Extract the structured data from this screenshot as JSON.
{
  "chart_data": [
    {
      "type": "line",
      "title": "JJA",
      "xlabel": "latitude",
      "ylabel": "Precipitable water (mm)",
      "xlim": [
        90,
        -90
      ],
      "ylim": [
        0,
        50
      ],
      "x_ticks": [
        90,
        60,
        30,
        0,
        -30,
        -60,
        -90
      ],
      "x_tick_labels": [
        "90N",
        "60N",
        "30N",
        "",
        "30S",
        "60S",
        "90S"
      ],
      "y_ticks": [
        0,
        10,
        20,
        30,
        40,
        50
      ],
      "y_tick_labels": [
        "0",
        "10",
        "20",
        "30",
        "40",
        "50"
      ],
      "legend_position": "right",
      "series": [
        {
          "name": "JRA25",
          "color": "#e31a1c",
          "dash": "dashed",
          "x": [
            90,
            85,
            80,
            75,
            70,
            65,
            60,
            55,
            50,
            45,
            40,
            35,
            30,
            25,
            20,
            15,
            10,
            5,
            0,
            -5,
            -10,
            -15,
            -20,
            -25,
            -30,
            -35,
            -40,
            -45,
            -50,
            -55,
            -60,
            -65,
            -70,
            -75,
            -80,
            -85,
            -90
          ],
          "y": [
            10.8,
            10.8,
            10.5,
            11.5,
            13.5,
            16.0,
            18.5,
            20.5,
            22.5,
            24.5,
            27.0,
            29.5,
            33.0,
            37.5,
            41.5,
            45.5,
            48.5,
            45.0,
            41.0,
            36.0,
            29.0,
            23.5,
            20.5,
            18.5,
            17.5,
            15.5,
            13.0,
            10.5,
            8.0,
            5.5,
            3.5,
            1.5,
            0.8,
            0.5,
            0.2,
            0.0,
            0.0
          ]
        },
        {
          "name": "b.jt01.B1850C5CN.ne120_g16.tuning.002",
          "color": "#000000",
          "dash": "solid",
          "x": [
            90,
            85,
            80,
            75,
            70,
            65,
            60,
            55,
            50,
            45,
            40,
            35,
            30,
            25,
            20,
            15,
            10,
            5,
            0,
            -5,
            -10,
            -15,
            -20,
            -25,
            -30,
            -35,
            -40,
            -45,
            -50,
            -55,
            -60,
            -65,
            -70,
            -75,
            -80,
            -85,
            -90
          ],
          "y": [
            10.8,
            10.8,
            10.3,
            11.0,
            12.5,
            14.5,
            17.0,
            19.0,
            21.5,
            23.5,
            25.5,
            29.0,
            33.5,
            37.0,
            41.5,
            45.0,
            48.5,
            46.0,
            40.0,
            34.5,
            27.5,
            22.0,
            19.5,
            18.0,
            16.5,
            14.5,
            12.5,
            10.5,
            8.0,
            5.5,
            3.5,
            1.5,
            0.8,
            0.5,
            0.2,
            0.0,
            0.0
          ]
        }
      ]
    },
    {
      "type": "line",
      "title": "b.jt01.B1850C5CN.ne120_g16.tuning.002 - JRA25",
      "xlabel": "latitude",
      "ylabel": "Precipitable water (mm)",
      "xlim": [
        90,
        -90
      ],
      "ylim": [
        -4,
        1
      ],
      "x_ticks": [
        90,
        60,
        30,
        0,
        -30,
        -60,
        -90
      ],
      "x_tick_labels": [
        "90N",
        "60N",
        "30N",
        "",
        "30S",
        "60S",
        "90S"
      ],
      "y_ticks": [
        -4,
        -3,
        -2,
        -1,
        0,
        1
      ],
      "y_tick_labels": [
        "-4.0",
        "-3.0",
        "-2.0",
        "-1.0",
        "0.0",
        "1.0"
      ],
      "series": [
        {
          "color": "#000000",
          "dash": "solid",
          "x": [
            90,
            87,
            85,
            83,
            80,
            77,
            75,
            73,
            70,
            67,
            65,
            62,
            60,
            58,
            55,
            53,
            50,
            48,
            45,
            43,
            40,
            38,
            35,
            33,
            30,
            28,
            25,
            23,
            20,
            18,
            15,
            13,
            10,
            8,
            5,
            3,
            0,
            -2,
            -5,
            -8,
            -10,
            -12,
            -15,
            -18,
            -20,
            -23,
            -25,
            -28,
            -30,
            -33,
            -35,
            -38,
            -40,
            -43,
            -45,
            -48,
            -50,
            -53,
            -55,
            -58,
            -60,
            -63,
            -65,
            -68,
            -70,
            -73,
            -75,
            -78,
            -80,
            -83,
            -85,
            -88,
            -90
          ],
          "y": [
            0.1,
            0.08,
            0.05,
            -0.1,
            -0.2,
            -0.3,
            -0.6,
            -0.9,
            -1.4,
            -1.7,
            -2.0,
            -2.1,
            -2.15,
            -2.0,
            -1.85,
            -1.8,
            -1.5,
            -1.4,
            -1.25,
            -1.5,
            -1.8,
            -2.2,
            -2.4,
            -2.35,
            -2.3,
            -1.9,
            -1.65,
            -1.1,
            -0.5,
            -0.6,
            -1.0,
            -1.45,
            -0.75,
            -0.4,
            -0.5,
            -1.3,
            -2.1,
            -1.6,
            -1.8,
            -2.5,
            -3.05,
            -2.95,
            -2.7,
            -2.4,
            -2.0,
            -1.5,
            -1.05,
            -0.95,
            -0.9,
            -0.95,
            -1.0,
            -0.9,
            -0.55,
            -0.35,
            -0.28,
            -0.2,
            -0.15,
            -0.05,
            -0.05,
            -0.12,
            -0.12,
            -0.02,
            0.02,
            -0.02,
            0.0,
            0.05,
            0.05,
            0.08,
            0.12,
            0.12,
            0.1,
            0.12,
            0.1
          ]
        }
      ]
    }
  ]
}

▸ Your instructions
The full set of records should be duplicated exactly.

▸ Correct response
Extract the structured data from this screenshot as JSON.
{
  "chart_data": [
    {
      "type": "line",
      "title": "JJA",
      "xlabel": "latitude",
      "ylabel": "Precipitable water (mm)",
      "xlim": [
        90,
        -90
      ],
      "ylim": [
        0,
        50
      ],
      "x_ticks": [
        90,
        60,
        30,
        0,
        -30,
        -60,
        -90
      ],
      "x_tick_labels": [
        "90N",
        "60N",
        "30N",
        "",
        "30S",
        "60S",
        "90S"
      ],
      "y_ticks": [
        0,
        10,
        20,
        30,
        40,
        50
      ],
      "y_tick_labels": [
        "0",
        "10",
        "20",
        "30",
        "40",
        "50"
      ],
      "legend_position": "right",
      "series": [
        {
          "name": "JRA25",
          "color": "#e31a1c",
          "dash": "dashed",
          "x": [
            90,
            85,
            80,
            75,
            70,
            65,
            60,
            55,
            50,
            45,
            40,
            35,
            30,
            25,
            20,
            15,
            10,
            5,
            0,
            -5,
            -10,
            -15,
            -20,
            -25,
            -30,
            -35,
            -40,
            -45,
            -50,
            -55,
            -60,
            -65,
            -70,
            -75,
            -80,
            -85,
            -90
          ],
          "y": [
            10.8,
            10.8,
            10.5,
            11.5,
            13.5,
            16.0,
            18.5,
            20.5,
            22.5,
            24.5,
            27.0,
            29.5,
            33.0,
            37.5,
            41.5,
            45.5,
            48.5,
            45.0,
            41.0,
            36.0,
            29.0,
            23.5,
            20.5,
            18.5,
            17.5,
            15.5,
            13.0,
            10.5,
            8.0,
            5.5,
            3.5,
            1.5,
            0.8,
            0.5,
            0.2,
            0.0,
            0.0
          ]
        },
        {
          "name": "b.jt01.B1850C5CN.ne120_g16.tuning.002",
          "color": "#000000",
          "dash": "solid",
          "x": [
            90,
            85,
            80,
            75,
            70,
            65,
            60,
            55,
            50,
            45,
            40,
            35,
            30,
            25,
            20,
            15,
            10,
            5,
            0,
            -5,
            -10,
            -15,
            -20,
            -25,
            -30,
            -35,
            -40,
            -45,
            -50,
            -55,
            -60,
            -65,
            -70,
            -75,
            -80,
            -85,
            -90
          ],
          "y": [
            10.8,
            10.8,
            10.3,
            11.0,
            12.5,
            14.5,
            17.0,
            19.0,
            21.5,
            23.5,
            25.5,
            29.0,
            33.5,
            37.0,
            41.5,
            45.0,
            48.5,
            46.0,
            40.0,
            34.5,
            27.5,
            22.0,
            19.5,
            18.0,
            16.5,
            14.5,
            12.5,
            10.5,
            8.0,
            5.5,
            3.5,
            1.5,
            0.8,
            0.5,
            0.2,
            0.0,
            0.0
          ]
        }
      ]
    },
    {
      "type": "line",
      "title": "b.jt01.B1850C5CN.ne120_g16.tuning.002 - JRA25",
      "xlabel": "latitude",
      "ylabel": "Precipitable water (mm)",
      "xlim": [
        90,
        -90
      ],
      "ylim": [
        -4,
        1
      ],
      "x_ticks": [
        90,
        60,
        30,
        0,
        -30,
        -60,
        -90
      ],
      "x_tick_labels": [
        "90N",
        "60N",
        "30N",
        "",
        "30S",
        "60S",
        "90S"
      ],
      "y_ticks": [
        -4,
        -3,
        -2,
        -1,
        0,
        1
      ],
      "y_tick_labels": [
        "-4.0",
        "-3.0",
        "-2.0",
        "-1.0",
        "0.0",
        "1.0"
      ],
      "series": [
        {
          "color": "#000000",
          "dash": "solid",
          "x": [
            90,
            87,
            85,
            83,
            80,
            77,
            75,
            73,
            70,
            67,
            65,
            62,
            60,
            58,
            55,
            53,
            50,
            48,
            45,
            43,
            40,
            38,
            35,
            33,
            30,
            28,
            25,
            23,
            20,
            18,
            15,
            13,
            10,
            8,
            5,
            3,
            0,
            -2,
            -5,
            -8,
            -10,
            -12,
            -15,
            -18,
            -20,
            -23,
            -25,
            -28,
            -30,
            -33,
            -35,
            -38,
            -40,
            -43,
            -45,
            -48,
            -50,
            -53,
            -55,
            -58,
            -60,
            -63,
            -65,
            -68,
            -70,
            -73,
            -75,
            -78,
            -80,
            -83,
            -85,
            -88,
            -90
          ],
          "y": [
            0.1,
            0.08,
            0.05,
            -0.1,
            -0.2,
            -0.3,
            -0.6,
            -0.9,
            -1.4,
            -1.7,
            -2.0,
            -2.1,
            -2.15,
            -2.0,
            -1.85,
            -1.8,
            -1.5,
            -1.4,
            -1.25,
            -1.5,
            -1.8,
            -2.2,
            -2.4,
            -2.35,
            -2.3,
            -1.9,
            -1.65,
            -1.1,
            -0.5,
            -0.6,
            -1.0,
            -1.45,
            -0.75,
            -0.4,
            -0.5,
            -1.3,
            -2.1,
            -1.6,
            -1.8,
            -2.5,
            -3.05,
            -2.95,
            -2.7,
            -2.4,
            -2.0,
            -1.5,
            -1.05,
            -0.95,
            -0.9,
            -0.95,
            -1.0,
            -0.9,
            -0.55,
            -0.35,
            -0.28,
            -0.2,
            -0.15,
            -0.05,
            -0.05,
            -0.12,
            -0.12,
            -0.02,
            0.02,
            -0.02,
            0.0,
            0.05,
            0.05,
            0.08,
            0.12,
            0.12,
            0.1,
            0.12,
            0.1
          ]
        }
      ]
    }
  ]
}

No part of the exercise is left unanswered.